What this task involves
Every entry below must appear again, exactly as written.

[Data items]
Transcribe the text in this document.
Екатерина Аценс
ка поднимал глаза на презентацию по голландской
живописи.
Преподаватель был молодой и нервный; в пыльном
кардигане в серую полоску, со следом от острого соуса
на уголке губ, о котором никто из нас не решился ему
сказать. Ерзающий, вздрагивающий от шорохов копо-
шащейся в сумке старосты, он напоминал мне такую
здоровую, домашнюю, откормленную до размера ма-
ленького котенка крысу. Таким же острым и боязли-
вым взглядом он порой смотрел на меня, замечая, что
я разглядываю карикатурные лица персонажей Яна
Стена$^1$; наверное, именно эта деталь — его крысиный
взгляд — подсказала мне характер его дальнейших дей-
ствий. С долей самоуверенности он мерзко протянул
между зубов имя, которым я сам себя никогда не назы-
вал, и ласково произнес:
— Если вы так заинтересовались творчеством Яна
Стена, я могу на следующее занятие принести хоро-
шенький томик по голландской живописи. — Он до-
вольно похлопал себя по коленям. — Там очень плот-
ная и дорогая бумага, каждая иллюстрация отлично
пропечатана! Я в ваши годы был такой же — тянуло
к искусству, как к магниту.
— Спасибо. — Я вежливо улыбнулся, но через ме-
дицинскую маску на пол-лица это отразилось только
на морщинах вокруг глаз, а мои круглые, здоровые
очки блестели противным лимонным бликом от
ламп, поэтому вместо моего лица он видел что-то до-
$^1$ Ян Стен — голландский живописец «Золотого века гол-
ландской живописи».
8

Exercise solution
Transcribe the text in this document.
Екатерина Аценс
ка поднимал глаза на презентацию по голландской
живописи.
Преподаватель был молодой и нервный; в пыльном
кардигане в серую полоску, со следом от острого соуса
на уголке губ, о котором никто из нас не решился ему
сказать. Ерзающий, вздрагивающий от шорохов копо-
шащейся в сумке старосты, он напоминал мне такую
здоровую, домашнюю, откормленную до размера ма-
ленького котенка крысу. Таким же острым и боязли-
вым взглядом он порой смотрел на меня, замечая, что
я разглядываю карикатурные лица персонажей Яна
Стена$^1$; наверное, именно эта деталь — его крысиный
взгляд — подсказала мне характер его дальнейших дей-
ствий. С долей самоуверенности он мерзко протянул
между зубов имя, которым я сам себя никогда не назы-
вал, и ласково произнес:
— Если вы так заинтересовались творчеством Яна
Стена, я могу на следующее занятие принести хоро-
шенький томик по голландской живописи. — Он до-
вольно похлопал себя по коленям. — Там очень плот-
ная и дорогая бумага, каждая иллюстрация отлично
пропечатана! Я в ваши годы был такой же — тянуло
к искусству, как к магниту.
— Спасибо. — Я вежливо улыбнулся, но через ме-
дицинскую маску на пол-лица это отразилось только
на морщинах вокруг глаз, а мои круглые, здоровые
очки блестели противным лимонным бликом от
ламп, поэтому вместо моего лица он видел что-то до-
$^1$ Ян Стен — голландский живописец «Золотого века гол-
ландской живописи».
8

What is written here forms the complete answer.